What you will do >>
Reproduce the following lines exactly as they are shown.

Records supplied >>
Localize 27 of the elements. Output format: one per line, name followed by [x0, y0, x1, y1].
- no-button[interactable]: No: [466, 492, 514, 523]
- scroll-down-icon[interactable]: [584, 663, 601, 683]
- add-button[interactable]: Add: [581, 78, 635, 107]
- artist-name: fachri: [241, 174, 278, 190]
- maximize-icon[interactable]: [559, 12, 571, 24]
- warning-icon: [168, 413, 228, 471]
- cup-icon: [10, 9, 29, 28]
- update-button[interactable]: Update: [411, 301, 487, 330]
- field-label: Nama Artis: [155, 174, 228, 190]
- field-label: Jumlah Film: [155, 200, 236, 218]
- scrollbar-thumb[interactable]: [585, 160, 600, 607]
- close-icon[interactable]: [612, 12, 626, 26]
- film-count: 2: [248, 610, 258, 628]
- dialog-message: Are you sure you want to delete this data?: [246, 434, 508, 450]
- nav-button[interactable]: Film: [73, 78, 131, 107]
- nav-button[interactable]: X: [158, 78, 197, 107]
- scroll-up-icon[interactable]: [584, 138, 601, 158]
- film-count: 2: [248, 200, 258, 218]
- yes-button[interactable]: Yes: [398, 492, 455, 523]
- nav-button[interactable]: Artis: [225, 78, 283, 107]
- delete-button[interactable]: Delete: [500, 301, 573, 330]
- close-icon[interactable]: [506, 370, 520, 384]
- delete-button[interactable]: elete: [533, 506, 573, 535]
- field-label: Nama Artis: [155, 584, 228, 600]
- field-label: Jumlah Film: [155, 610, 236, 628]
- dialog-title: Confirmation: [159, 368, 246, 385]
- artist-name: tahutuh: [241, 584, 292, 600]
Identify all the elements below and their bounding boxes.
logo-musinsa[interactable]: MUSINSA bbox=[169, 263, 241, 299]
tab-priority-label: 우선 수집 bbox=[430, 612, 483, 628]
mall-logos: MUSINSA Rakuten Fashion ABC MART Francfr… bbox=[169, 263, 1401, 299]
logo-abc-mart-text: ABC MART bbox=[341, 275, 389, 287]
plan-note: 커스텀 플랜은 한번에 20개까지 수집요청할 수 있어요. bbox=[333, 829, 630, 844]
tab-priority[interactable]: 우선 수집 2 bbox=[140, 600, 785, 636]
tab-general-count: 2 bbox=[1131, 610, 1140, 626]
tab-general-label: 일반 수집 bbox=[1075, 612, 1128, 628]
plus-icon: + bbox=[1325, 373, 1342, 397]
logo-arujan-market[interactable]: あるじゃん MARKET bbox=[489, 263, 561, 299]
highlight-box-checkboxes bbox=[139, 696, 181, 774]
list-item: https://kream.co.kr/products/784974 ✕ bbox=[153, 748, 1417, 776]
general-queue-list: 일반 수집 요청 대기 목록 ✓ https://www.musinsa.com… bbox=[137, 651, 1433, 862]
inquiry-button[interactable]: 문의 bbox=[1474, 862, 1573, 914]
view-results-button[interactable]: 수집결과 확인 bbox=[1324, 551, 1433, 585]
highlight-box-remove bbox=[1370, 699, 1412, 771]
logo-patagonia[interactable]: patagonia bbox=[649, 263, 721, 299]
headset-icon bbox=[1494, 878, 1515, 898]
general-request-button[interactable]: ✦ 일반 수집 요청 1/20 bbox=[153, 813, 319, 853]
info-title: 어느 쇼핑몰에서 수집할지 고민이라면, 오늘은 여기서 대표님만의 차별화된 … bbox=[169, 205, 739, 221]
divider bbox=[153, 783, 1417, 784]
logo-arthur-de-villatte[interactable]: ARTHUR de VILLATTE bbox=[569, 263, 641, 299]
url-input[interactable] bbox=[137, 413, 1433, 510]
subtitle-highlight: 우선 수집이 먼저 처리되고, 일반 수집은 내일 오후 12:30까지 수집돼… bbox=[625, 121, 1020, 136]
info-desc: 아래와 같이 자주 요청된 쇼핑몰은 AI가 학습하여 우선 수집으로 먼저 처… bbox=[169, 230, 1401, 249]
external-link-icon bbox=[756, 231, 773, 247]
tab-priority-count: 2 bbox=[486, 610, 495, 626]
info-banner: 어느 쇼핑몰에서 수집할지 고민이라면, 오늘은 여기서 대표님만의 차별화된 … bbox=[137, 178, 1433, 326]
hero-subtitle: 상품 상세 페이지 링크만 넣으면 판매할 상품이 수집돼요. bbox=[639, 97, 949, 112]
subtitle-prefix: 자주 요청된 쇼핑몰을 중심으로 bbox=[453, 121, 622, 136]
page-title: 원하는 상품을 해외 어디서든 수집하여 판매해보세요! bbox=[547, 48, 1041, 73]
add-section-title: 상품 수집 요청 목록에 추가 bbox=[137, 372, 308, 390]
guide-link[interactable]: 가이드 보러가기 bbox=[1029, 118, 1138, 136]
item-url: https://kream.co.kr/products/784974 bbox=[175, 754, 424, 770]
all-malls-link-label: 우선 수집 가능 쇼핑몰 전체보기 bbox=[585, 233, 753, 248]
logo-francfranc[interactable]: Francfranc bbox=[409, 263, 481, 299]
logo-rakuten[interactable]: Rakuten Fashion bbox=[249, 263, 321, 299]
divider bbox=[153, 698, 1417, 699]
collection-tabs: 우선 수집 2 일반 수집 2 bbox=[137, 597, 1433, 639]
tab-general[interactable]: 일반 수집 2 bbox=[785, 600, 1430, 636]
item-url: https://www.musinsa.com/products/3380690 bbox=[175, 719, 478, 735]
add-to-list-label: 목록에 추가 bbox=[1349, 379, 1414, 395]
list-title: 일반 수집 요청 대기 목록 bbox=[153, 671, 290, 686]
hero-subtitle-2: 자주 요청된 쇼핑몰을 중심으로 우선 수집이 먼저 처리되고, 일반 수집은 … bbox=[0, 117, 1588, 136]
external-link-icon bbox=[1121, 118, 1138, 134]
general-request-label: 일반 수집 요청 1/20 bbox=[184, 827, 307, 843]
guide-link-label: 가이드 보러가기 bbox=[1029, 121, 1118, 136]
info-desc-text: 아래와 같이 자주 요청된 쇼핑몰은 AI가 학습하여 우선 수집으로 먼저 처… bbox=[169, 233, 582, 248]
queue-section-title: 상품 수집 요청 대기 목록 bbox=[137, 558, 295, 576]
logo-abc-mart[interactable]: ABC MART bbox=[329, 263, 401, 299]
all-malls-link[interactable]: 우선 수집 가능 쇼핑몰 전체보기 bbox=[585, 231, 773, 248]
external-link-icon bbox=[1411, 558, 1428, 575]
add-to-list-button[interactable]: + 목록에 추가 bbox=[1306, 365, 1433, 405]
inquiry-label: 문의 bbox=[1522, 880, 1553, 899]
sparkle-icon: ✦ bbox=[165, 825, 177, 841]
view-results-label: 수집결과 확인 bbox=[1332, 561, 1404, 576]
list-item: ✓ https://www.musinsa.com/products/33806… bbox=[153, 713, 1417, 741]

The completed task >>
Localize 27 of the elements. Output format: one per line, name followed by [x0, y0, x1, y1].
- no-button[interactable]: No: [466, 492, 514, 523]
- scroll-down-icon[interactable]: [584, 663, 601, 683]
- add-button[interactable]: Add: [581, 78, 635, 107]
- artist-name: fachri: [241, 174, 278, 190]
- maximize-icon[interactable]: [559, 12, 571, 24]
- warning-icon: [168, 413, 228, 471]
- cup-icon: [10, 9, 29, 28]
- update-button[interactable]: Update: [411, 301, 487, 330]
- field-label: Nama Artis: [155, 174, 228, 190]
- field-label: Jumlah Film: [155, 200, 236, 218]
- scrollbar-thumb[interactable]: [585, 160, 600, 607]
- close-icon[interactable]: [612, 12, 626, 26]
- film-count: 2: [248, 610, 258, 628]
- dialog-message: Are you sure you want to delete this data?: [246, 434, 508, 450]
- nav-button[interactable]: Film: [73, 78, 131, 107]
- nav-button[interactable]: X: [158, 78, 197, 107]
- scroll-up-icon[interactable]: [584, 138, 601, 158]
- film-count: 2: [248, 200, 258, 218]
- yes-button[interactable]: Yes: [398, 492, 455, 523]
- nav-button[interactable]: Artis: [225, 78, 283, 107]
- delete-button[interactable]: Delete: [500, 301, 573, 330]
- close-icon[interactable]: [506, 370, 520, 384]
- delete-button[interactable]: elete: [533, 506, 573, 535]
- field-label: Nama Artis: [155, 584, 228, 600]
- field-label: Jumlah Film: [155, 610, 236, 628]
- dialog-title: Confirmation: [159, 368, 246, 385]
- artist-name: tahutuh: [241, 584, 292, 600]
Identify all the elements below and their bounding boxes.
logo-musinsa[interactable]: MUSINSA bbox=[169, 263, 241, 299]
tab-priority-label: 우선 수집 bbox=[430, 612, 483, 628]
mall-logos: MUSINSA Rakuten Fashion ABC MART Francfr… bbox=[169, 263, 1401, 299]
logo-abc-mart-text: ABC MART bbox=[341, 275, 389, 287]
plan-note: 커스텀 플랜은 한번에 20개까지 수집요청할 수 있어요. bbox=[333, 829, 630, 844]
tab-priority[interactable]: 우선 수집 2 bbox=[140, 600, 785, 636]
tab-general-count: 2 bbox=[1131, 610, 1140, 626]
tab-general-label: 일반 수집 bbox=[1075, 612, 1128, 628]
plus-icon: + bbox=[1325, 373, 1342, 397]
logo-arujan-market[interactable]: あるじゃん MARKET bbox=[489, 263, 561, 299]
highlight-box-checkboxes bbox=[139, 696, 181, 774]
list-item: https://kream.co.kr/products/784974 ✕ bbox=[153, 748, 1417, 776]
general-queue-list: 일반 수집 요청 대기 목록 ✓ https://www.musinsa.com… bbox=[137, 651, 1433, 862]
inquiry-button[interactable]: 문의 bbox=[1474, 862, 1573, 914]
view-results-button[interactable]: 수집결과 확인 bbox=[1324, 551, 1433, 585]
highlight-box-remove bbox=[1370, 699, 1412, 771]
logo-patagonia[interactable]: patagonia bbox=[649, 263, 721, 299]
headset-icon bbox=[1494, 878, 1515, 898]
general-request-button[interactable]: ✦ 일반 수집 요청 1/20 bbox=[153, 813, 319, 853]
info-title: 어느 쇼핑몰에서 수집할지 고민이라면, 오늘은 여기서 대표님만의 차별화된 … bbox=[169, 205, 739, 221]
divider bbox=[153, 783, 1417, 784]
logo-arthur-de-villatte[interactable]: ARTHUR de VILLATTE bbox=[569, 263, 641, 299]
url-input[interactable] bbox=[137, 413, 1433, 510]
subtitle-highlight: 우선 수집이 먼저 처리되고, 일반 수집은 내일 오후 12:30까지 수집돼… bbox=[625, 121, 1020, 136]
info-desc: 아래와 같이 자주 요청된 쇼핑몰은 AI가 학습하여 우선 수집으로 먼저 처… bbox=[169, 230, 1401, 249]
external-link-icon bbox=[756, 231, 773, 247]
tab-priority-count: 2 bbox=[486, 610, 495, 626]
info-banner: 어느 쇼핑몰에서 수집할지 고민이라면, 오늘은 여기서 대표님만의 차별화된 … bbox=[137, 178, 1433, 326]
hero-subtitle: 상품 상세 페이지 링크만 넣으면 판매할 상품이 수집돼요. bbox=[639, 97, 949, 112]
subtitle-prefix: 자주 요청된 쇼핑몰을 중심으로 bbox=[453, 121, 622, 136]
page-title: 원하는 상품을 해외 어디서든 수집하여 판매해보세요! bbox=[547, 48, 1041, 73]
add-section-title: 상품 수집 요청 목록에 추가 bbox=[137, 372, 308, 390]
guide-link[interactable]: 가이드 보러가기 bbox=[1029, 118, 1138, 136]
item-url: https://kream.co.kr/products/784974 bbox=[175, 754, 424, 770]
all-malls-link-label: 우선 수집 가능 쇼핑몰 전체보기 bbox=[585, 233, 753, 248]
logo-francfranc[interactable]: Francfranc bbox=[409, 263, 481, 299]
logo-rakuten[interactable]: Rakuten Fashion bbox=[249, 263, 321, 299]
divider bbox=[153, 698, 1417, 699]
collection-tabs: 우선 수집 2 일반 수집 2 bbox=[137, 597, 1433, 639]
tab-general[interactable]: 일반 수집 2 bbox=[785, 600, 1430, 636]
item-url: https://www.musinsa.com/products/3380690 bbox=[175, 719, 478, 735]
add-to-list-label: 목록에 추가 bbox=[1349, 379, 1414, 395]
list-title: 일반 수집 요청 대기 목록 bbox=[153, 671, 290, 686]
hero-subtitle-2: 자주 요청된 쇼핑몰을 중심으로 우선 수집이 먼저 처리되고, 일반 수집은 … bbox=[0, 117, 1588, 136]
external-link-icon bbox=[1121, 118, 1138, 134]
general-request-label: 일반 수집 요청 1/20 bbox=[184, 827, 307, 843]
guide-link-label: 가이드 보러가기 bbox=[1029, 121, 1118, 136]
info-desc-text: 아래와 같이 자주 요청된 쇼핑몰은 AI가 학습하여 우선 수집으로 먼저 처… bbox=[169, 233, 582, 248]
queue-section-title: 상품 수집 요청 대기 목록 bbox=[137, 558, 295, 576]
logo-abc-mart[interactable]: ABC MART bbox=[329, 263, 401, 299]
all-malls-link[interactable]: 우선 수집 가능 쇼핑몰 전체보기 bbox=[585, 231, 773, 248]
external-link-icon bbox=[1411, 558, 1428, 575]
add-to-list-button[interactable]: + 목록에 추가 bbox=[1306, 365, 1433, 405]
inquiry-label: 문의 bbox=[1522, 880, 1553, 899]
sparkle-icon: ✦ bbox=[165, 825, 177, 841]
view-results-label: 수집결과 확인 bbox=[1332, 561, 1404, 576]
list-item: ✓ https://www.musinsa.com/products/33806… bbox=[153, 713, 1417, 741]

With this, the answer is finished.